**Task requirements**
Below are some entries; can you quote all of them exactly?

Records from a dataset:
================================

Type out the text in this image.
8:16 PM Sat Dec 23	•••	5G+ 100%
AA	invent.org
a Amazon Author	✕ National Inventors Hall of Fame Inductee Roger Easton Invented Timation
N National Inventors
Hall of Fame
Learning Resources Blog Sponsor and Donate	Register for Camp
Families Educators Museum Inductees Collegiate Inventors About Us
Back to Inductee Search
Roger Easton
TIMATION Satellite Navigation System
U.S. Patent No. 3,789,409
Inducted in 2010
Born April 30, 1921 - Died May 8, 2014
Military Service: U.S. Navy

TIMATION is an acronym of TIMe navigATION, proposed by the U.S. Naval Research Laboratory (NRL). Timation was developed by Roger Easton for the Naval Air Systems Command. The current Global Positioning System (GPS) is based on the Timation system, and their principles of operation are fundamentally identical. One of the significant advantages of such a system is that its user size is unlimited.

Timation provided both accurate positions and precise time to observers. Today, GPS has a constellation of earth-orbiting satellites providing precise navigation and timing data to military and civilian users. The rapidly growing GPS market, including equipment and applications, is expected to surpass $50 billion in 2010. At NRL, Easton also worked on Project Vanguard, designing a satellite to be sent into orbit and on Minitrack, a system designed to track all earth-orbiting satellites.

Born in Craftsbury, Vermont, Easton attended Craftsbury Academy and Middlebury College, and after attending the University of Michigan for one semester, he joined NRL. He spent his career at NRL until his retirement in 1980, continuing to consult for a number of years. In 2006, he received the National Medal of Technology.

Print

================================

**Exercise result**
Type out the text in this image.
8:16 PM Sat Dec 23	•••	5G+ 100%
AA	invent.org
a Amazon Author	✕ National Inventors Hall of Fame Inductee Roger Easton Invented Timation
N National Inventors
Hall of Fame
Learning Resources Blog Sponsor and Donate	Register for Camp
Families Educators Museum Inductees Collegiate Inventors About Us
Back to Inductee Search
Roger Easton
TIMATION Satellite Navigation System
U.S. Patent No. 3,789,409
Inducted in 2010
Born April 30, 1921 - Died May 8, 2014
Military Service: U.S. Navy

TIMATION is an acronym of TIMe navigATION, proposed by the U.S. Naval Research Laboratory (NRL). Timation was developed by Roger Easton for the Naval Air Systems Command. The current Global Positioning System (GPS) is based on the Timation system, and their principles of operation are fundamentally identical. One of the significant advantages of such a system is that its user size is unlimited.

Timation provided both accurate positions and precise time to observers. Today, GPS has a constellation of earth-orbiting satellites providing precise navigation and timing data to military and civilian users. The rapidly growing GPS market, including equipment and applications, is expected to surpass $50 billion in 2010. At NRL, Easton also worked on Project Vanguard, designing a satellite to be sent into orbit and on Minitrack, a system designed to track all earth-orbiting satellites.

Born in Craftsbury, Vermont, Easton attended Craftsbury Academy and Middlebury College, and after attending the University of Michigan for one semester, he joined NRL. He spent his career at NRL until his retirement in 1980, continuing to consult for a number of years. In 2006, he received the National Medal of Technology.

Print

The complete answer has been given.